Lift out each line of the data that holds "storage".

Data lines:
Start

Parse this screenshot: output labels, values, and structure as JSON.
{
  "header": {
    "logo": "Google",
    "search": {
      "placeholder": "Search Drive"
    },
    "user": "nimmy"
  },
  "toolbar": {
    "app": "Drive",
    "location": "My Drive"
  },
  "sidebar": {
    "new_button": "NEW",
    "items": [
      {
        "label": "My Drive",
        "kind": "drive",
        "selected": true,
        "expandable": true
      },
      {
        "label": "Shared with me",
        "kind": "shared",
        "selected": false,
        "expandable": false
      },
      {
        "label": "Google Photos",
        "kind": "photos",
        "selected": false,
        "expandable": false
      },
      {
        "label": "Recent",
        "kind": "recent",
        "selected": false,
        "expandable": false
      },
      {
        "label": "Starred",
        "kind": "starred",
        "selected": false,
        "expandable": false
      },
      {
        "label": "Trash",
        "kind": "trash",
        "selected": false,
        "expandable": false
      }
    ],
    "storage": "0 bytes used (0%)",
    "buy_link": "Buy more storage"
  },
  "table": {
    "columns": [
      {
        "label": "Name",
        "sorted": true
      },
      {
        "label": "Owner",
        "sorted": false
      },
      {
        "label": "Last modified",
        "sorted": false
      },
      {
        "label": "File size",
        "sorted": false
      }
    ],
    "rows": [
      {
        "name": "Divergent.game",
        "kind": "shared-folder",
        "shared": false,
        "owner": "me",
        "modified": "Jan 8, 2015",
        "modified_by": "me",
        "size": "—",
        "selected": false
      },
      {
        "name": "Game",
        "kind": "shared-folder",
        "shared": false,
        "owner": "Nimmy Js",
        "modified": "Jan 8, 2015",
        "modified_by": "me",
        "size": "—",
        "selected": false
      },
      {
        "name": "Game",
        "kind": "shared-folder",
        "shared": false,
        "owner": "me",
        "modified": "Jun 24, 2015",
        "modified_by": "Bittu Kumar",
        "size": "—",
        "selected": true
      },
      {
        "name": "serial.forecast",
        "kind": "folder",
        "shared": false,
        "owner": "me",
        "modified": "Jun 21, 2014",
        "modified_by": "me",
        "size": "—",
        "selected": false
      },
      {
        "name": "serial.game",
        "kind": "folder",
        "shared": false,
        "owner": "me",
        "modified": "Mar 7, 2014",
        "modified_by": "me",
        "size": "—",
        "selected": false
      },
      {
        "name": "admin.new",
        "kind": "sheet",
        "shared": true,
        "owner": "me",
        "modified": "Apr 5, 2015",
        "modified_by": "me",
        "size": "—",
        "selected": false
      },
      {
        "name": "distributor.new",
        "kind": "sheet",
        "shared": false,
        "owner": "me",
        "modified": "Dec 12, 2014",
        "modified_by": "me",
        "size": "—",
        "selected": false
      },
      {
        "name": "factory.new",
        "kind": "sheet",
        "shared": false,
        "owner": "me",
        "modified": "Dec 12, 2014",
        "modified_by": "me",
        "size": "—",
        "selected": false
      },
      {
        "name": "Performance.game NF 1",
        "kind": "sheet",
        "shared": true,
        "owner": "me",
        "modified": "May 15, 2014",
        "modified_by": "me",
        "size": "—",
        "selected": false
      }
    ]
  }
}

End

Exercise answer:
    "storage": "0 bytes used (0%)",
    "buy_link": "Buy more storage"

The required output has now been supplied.